TASK STATEMENT | Search the material for the word "documentation" and report each line where it turns up.
──────── MATERIAL FOR THIS EXERCISE
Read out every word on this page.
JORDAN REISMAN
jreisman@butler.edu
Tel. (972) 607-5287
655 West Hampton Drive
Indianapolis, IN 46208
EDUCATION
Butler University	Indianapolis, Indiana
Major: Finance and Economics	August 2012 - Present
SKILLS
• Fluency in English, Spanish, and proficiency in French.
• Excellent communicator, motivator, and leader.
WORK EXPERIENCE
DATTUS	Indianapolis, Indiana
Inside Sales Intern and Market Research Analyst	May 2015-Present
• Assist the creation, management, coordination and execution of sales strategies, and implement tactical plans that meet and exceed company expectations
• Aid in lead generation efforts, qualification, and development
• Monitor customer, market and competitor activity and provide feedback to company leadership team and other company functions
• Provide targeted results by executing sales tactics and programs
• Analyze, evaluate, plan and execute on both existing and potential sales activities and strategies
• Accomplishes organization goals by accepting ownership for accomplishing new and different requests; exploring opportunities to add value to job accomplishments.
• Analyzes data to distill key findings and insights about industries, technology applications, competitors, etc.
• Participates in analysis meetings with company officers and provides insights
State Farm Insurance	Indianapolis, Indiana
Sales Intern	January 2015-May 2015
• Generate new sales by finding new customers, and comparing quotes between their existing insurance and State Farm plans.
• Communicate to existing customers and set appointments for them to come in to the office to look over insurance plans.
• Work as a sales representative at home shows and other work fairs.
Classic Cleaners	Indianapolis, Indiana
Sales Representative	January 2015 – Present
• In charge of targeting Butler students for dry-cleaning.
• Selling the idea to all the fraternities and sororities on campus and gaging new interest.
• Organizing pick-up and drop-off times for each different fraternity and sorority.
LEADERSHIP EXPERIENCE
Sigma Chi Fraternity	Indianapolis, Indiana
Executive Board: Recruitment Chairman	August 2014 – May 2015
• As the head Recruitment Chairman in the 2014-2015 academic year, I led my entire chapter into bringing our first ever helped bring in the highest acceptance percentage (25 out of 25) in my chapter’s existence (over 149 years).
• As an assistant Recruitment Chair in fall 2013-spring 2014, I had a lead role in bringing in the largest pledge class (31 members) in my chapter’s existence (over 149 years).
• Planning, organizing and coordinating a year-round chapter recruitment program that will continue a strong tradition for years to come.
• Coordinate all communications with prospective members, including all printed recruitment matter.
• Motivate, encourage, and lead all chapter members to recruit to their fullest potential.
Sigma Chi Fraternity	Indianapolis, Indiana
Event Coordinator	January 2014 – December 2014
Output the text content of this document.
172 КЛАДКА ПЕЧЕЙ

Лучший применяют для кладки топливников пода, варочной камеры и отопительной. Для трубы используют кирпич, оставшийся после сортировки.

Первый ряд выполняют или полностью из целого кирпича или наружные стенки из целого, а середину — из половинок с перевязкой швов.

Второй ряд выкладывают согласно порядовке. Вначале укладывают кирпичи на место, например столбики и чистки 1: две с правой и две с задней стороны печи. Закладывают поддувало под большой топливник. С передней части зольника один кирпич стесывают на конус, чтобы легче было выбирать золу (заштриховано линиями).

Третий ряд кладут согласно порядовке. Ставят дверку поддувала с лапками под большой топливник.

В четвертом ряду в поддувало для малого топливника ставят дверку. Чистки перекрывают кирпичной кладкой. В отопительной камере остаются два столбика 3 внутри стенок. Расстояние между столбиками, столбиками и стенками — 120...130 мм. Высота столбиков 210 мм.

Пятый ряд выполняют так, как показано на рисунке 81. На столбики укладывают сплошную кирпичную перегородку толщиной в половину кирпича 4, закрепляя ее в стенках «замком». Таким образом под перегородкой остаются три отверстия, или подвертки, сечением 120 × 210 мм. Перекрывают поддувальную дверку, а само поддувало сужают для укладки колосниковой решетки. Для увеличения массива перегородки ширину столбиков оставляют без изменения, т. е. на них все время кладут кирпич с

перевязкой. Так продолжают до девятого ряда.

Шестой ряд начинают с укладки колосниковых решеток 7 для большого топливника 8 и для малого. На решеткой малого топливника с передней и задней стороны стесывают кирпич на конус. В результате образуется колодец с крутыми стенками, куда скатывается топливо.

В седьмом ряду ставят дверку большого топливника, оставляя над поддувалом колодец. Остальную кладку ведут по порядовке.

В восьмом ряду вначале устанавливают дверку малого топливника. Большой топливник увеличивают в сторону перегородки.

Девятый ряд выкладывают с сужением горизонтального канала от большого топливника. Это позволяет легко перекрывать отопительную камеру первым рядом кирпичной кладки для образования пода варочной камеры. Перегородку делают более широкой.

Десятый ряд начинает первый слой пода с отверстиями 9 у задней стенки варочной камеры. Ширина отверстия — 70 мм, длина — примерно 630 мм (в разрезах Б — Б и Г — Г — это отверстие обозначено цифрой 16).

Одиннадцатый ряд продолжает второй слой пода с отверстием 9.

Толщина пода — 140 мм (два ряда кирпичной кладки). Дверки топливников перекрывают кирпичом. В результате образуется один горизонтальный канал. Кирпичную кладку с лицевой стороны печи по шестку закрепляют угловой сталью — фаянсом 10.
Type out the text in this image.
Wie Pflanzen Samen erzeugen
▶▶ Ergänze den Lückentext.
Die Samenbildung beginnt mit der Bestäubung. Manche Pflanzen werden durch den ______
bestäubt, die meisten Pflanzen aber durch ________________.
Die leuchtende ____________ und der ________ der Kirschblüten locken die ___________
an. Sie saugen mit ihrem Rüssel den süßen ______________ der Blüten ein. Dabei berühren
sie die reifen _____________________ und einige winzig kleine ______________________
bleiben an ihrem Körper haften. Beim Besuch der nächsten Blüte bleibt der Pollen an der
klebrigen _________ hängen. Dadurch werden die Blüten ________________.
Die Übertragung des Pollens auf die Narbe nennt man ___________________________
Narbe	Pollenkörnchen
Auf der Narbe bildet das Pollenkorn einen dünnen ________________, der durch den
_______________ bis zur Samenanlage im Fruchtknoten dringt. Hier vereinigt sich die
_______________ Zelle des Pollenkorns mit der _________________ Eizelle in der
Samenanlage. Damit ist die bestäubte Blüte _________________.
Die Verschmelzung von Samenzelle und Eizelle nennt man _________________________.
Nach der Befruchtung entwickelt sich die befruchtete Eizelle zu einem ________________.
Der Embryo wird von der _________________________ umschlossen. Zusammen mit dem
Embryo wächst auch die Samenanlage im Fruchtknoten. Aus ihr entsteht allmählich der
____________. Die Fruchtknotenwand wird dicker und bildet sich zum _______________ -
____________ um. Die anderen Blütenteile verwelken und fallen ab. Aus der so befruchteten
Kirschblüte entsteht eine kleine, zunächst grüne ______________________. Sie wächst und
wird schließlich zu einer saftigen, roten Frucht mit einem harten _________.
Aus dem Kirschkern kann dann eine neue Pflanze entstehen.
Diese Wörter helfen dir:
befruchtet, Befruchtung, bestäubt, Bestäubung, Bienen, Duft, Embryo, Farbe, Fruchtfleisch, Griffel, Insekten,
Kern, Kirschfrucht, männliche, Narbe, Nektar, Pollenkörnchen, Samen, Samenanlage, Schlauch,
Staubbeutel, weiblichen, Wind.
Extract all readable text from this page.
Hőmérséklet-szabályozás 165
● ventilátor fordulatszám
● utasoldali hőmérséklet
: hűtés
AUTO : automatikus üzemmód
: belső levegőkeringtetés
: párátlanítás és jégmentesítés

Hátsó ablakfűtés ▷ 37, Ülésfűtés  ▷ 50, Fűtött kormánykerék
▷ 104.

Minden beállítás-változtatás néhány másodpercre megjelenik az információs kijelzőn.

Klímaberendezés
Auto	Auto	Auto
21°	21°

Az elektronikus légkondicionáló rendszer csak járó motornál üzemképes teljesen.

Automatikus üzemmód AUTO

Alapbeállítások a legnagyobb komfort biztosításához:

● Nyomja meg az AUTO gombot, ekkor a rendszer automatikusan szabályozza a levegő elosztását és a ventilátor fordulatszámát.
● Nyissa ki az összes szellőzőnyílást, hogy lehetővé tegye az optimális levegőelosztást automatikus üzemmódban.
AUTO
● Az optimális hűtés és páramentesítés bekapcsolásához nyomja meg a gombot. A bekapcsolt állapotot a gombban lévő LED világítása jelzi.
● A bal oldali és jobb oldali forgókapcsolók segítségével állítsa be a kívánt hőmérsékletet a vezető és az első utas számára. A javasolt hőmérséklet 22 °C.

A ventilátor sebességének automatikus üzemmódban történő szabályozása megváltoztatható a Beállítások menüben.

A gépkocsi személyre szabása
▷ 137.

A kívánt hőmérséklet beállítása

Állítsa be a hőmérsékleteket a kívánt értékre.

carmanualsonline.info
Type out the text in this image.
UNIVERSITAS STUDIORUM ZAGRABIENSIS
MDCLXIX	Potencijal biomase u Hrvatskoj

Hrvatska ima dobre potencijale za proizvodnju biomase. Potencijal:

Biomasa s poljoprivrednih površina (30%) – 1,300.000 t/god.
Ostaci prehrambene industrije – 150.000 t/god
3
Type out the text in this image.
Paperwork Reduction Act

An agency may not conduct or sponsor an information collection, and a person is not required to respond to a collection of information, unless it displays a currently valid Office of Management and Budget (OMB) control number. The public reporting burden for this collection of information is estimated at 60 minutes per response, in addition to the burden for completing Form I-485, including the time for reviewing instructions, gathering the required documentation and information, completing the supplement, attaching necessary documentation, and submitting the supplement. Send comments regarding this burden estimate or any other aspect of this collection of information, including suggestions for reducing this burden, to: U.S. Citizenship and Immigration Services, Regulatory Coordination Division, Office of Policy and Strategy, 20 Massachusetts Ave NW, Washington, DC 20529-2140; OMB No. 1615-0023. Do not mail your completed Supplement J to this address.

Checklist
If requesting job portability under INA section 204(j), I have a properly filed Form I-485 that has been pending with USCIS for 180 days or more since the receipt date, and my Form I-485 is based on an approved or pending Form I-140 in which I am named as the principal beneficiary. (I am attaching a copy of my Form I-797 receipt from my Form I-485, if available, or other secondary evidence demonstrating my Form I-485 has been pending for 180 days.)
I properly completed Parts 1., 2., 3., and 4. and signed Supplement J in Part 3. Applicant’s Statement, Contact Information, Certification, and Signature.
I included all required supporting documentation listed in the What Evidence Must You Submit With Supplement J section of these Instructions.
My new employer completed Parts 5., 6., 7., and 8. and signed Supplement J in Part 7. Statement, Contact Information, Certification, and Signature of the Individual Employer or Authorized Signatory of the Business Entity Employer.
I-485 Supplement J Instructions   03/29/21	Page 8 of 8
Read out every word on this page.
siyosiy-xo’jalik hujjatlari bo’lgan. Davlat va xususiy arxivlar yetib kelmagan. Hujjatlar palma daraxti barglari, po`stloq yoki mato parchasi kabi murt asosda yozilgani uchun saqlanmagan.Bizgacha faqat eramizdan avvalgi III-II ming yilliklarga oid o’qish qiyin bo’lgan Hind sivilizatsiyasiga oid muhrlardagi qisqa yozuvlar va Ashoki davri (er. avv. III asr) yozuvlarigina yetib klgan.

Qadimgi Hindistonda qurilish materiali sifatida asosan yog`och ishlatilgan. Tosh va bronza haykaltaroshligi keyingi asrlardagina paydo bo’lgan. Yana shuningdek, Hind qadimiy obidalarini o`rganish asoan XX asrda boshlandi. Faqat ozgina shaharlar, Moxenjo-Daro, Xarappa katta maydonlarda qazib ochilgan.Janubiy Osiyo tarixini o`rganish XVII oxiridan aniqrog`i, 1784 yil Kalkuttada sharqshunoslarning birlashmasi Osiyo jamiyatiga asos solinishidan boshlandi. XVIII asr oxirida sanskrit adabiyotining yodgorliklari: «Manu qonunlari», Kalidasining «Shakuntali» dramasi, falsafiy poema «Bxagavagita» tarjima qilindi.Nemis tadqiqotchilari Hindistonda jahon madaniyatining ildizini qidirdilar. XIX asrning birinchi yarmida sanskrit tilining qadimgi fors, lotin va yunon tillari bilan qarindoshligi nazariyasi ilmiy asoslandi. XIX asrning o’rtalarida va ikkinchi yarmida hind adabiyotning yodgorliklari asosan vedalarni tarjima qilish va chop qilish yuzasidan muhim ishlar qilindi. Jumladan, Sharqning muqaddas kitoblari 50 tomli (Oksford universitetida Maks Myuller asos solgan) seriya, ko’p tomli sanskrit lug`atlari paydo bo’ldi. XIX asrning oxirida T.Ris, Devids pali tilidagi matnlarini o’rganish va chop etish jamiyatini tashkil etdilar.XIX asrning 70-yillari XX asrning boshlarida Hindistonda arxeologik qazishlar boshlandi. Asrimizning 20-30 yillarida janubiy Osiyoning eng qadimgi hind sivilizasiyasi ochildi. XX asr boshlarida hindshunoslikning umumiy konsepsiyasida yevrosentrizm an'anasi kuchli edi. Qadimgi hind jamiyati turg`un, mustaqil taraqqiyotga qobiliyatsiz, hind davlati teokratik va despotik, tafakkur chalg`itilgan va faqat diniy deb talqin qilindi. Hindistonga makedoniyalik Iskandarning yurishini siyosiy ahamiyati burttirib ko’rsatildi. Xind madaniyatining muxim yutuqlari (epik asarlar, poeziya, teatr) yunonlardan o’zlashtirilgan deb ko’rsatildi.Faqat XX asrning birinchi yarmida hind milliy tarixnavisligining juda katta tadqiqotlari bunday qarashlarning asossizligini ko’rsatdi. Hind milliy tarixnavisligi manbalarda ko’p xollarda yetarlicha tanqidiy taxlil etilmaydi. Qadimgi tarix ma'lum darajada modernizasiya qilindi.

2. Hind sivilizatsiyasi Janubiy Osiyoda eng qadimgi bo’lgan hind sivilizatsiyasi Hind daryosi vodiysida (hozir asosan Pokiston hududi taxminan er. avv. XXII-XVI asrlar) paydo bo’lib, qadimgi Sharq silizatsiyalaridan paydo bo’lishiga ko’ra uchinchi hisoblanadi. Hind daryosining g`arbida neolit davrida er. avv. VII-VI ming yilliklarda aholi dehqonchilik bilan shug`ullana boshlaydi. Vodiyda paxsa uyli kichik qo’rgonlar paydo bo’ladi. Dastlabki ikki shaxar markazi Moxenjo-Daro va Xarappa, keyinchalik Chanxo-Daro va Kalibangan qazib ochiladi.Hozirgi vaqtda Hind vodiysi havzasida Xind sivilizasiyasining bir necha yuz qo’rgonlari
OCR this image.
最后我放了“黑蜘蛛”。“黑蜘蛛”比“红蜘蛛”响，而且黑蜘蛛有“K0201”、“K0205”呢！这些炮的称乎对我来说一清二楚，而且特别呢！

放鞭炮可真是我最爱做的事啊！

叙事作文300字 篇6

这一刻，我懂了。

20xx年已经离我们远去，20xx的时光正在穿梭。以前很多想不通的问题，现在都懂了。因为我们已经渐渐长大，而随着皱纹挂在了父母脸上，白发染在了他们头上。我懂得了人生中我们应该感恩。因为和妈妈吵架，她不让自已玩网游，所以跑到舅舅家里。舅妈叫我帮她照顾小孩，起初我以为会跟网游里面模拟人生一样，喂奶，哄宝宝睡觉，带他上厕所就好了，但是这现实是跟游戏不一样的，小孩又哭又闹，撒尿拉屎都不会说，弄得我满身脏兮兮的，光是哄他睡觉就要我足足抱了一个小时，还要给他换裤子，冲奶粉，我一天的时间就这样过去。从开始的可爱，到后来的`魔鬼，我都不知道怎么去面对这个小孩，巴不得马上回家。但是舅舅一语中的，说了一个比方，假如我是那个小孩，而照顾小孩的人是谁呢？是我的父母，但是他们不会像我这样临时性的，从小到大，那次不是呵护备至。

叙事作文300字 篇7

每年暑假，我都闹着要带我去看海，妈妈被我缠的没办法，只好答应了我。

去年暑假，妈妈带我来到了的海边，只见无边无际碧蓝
────────────────
WRITTEN ANSWER |
An agency may not conduct or sponsor an information collection, and a person is not required to respond to a collection of information, unless it displays a currently valid Office of Management and Budget (OMB) control number. The public reporting burden for this collection of information is estimated at 60 minutes per response, in addition to the burden for completing Form I-485, including the time for reviewing instructions, gathering the required documentation and information, completing the supplement, attaching necessary documentation, and submitting the supplement. Send comments regarding this burden estimate or any other aspect of this collection of information, including suggestions for reducing this burden, to: U.S. Citizenship and Immigration Services, Regulatory Coordination Division, Office of Policy and Strategy, 20 Massachusetts Ave NW, Washington, DC 20529-2140; OMB No. 1615-0023. Do not mail your completed Supplement J to this address.
I included all required supporting documentation listed in the What Evidence Must You Submit With Supplement J section of these Instructions.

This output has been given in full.